*Problem to work on*
Starting at the beginning of the data and ending with the line that contains "500, 876, 511]", rewrite those lines with "close-icon" changed to "close-button" and nothing else altered.

+ + +

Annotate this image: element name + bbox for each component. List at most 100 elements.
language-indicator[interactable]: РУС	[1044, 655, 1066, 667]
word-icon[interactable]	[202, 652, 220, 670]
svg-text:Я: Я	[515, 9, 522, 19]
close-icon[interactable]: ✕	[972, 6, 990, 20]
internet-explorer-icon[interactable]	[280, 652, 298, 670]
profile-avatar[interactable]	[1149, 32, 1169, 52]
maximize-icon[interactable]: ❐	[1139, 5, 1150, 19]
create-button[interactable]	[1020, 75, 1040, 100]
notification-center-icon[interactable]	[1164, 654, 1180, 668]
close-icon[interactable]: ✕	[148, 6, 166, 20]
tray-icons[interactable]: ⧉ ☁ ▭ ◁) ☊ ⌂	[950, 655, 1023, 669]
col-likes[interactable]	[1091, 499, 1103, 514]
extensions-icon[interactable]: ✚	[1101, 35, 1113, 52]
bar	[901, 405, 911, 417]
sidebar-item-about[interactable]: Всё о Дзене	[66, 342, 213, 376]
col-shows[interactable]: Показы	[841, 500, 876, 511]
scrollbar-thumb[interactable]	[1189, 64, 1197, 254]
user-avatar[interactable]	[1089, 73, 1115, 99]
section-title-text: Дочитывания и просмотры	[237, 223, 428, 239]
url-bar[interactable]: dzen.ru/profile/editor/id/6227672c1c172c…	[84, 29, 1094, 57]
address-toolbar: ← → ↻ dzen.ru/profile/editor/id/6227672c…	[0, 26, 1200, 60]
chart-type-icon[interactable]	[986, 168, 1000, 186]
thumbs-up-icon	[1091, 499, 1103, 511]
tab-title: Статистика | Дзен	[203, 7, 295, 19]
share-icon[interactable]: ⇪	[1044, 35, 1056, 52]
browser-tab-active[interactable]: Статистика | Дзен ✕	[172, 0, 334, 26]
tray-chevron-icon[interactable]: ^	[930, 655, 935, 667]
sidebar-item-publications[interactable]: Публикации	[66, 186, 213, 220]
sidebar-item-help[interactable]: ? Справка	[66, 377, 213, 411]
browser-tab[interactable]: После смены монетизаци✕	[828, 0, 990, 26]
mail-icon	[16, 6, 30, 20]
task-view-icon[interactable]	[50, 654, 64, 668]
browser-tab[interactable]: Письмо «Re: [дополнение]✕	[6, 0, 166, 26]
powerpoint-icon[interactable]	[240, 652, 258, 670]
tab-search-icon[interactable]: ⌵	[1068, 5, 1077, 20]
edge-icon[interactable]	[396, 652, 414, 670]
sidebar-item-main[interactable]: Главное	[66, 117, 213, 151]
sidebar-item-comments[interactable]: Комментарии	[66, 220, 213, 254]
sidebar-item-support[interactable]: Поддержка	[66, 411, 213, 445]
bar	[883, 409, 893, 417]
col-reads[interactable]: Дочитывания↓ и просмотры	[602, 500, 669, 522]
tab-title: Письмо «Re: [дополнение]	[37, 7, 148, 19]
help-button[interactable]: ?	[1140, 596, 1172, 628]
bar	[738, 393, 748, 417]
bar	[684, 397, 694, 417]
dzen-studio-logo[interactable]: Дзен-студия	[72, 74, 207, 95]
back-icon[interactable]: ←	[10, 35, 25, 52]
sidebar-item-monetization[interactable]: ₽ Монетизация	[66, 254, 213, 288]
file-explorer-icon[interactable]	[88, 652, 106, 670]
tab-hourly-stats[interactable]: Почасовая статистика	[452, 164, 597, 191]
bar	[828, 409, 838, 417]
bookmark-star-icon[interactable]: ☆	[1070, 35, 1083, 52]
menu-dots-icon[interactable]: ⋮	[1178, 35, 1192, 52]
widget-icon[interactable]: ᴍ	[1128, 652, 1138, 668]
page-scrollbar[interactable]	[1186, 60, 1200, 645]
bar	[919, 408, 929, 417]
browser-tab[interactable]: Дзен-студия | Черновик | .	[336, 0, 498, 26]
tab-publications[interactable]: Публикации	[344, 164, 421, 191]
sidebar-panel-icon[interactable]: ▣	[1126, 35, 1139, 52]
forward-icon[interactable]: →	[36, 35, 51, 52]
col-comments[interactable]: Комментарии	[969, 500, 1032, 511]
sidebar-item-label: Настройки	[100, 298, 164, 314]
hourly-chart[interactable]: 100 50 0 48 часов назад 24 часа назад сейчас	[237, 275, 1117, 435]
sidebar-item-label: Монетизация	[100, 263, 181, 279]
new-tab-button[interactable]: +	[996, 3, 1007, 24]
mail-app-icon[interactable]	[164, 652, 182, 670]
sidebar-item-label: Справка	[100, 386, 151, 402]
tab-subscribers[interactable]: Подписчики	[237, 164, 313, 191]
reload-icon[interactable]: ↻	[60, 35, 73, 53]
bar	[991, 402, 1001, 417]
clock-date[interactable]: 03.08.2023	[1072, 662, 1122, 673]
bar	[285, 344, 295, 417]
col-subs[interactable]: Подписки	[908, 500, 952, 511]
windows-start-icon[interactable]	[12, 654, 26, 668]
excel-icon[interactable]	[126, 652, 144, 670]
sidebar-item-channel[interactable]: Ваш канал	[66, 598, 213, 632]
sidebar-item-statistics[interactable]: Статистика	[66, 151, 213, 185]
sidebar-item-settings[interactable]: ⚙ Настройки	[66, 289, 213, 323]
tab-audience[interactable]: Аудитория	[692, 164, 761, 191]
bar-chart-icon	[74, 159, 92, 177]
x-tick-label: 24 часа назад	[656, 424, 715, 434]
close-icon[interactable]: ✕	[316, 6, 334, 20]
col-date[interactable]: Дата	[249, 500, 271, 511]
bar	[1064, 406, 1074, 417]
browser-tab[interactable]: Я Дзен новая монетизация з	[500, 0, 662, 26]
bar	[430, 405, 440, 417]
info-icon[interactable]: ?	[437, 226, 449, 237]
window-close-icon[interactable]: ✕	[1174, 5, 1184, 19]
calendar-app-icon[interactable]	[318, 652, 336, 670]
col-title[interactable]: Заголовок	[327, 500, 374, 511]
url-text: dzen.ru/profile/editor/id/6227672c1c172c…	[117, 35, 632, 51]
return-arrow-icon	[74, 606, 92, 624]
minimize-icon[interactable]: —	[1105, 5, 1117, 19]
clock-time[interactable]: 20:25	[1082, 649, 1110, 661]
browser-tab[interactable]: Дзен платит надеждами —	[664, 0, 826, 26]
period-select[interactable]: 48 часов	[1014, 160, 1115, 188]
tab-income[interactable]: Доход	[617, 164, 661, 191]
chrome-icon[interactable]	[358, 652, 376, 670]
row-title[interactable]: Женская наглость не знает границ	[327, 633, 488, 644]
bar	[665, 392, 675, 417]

+ + +

*Answer to this task*
Annotate this image: element name + bbox for each component. List at most 100 elements.
language-indicator[interactable]: РУС	[1044, 655, 1066, 667]
word-icon[interactable]	[202, 652, 220, 670]
svg-text:Я: Я	[515, 9, 522, 19]
close-button[interactable]: ✕	[972, 6, 990, 20]
internet-explorer-icon[interactable]	[280, 652, 298, 670]
profile-avatar[interactable]	[1149, 32, 1169, 52]
maximize-icon[interactable]: ❐	[1139, 5, 1150, 19]
create-button[interactable]	[1020, 75, 1040, 100]
notification-center-icon[interactable]	[1164, 654, 1180, 668]
close-button[interactable]: ✕	[148, 6, 166, 20]
tray-icons[interactable]: ⧉ ☁ ▭ ◁) ☊ ⌂	[950, 655, 1023, 669]
col-likes[interactable]	[1091, 499, 1103, 514]
extensions-icon[interactable]: ✚	[1101, 35, 1113, 52]
bar	[901, 405, 911, 417]
sidebar-item-about[interactable]: Всё о Дзене	[66, 342, 213, 376]
col-shows[interactable]: Показы	[841, 500, 876, 511]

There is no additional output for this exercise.